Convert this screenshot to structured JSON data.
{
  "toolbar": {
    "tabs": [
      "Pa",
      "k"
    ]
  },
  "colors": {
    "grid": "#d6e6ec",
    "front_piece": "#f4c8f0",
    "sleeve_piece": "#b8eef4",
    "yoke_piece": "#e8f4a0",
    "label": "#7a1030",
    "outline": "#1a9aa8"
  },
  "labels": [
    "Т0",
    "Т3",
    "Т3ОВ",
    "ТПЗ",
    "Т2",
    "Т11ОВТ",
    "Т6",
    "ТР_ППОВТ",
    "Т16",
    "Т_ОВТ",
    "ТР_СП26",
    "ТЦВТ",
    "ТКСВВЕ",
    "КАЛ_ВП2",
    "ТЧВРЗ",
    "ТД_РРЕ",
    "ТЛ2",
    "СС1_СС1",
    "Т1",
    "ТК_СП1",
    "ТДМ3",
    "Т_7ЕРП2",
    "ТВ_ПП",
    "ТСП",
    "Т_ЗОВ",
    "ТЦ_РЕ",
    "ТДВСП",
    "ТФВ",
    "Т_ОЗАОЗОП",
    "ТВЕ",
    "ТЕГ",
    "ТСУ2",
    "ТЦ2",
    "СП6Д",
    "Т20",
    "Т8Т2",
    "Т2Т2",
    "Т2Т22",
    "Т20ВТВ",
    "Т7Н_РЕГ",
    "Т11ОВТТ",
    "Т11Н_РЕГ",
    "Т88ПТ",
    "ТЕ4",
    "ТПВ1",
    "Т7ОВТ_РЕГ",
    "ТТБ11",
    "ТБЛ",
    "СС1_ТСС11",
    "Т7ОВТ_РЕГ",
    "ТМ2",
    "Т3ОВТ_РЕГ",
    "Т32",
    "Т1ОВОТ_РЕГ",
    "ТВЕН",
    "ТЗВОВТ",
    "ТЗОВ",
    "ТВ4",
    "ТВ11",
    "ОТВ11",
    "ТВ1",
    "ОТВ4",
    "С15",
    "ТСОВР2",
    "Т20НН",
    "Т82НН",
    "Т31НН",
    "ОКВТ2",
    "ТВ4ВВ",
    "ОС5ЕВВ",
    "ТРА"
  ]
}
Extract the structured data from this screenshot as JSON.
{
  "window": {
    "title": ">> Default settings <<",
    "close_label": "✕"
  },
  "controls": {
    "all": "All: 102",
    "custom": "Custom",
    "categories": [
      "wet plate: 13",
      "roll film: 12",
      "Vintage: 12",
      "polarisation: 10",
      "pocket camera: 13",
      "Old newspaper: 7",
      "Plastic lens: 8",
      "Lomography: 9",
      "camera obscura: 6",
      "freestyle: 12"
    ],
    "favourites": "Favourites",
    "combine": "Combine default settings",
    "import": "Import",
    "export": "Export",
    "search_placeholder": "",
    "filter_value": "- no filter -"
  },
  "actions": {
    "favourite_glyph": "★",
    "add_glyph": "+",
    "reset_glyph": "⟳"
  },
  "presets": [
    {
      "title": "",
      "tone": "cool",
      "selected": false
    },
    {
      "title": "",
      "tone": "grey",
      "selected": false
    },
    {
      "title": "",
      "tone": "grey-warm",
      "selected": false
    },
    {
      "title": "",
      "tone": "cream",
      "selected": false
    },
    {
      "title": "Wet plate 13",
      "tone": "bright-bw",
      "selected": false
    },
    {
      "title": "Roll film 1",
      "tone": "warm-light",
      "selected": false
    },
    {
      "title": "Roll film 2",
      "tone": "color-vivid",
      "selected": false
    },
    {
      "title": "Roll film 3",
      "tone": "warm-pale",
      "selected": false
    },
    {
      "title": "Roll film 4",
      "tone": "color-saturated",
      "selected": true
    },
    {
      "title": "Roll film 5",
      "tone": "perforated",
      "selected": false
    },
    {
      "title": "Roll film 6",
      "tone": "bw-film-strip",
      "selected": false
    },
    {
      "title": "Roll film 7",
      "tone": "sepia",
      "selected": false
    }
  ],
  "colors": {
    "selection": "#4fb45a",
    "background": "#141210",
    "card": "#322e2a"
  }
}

- - - -

### WHAT TO DO
Wherever the word "data" occurs in a line of the listing, copy that line.

### ANSWER TO THE TASK
Convert this screenshot to structured JSON data.
Extract the structured data from this screenshot as JSON.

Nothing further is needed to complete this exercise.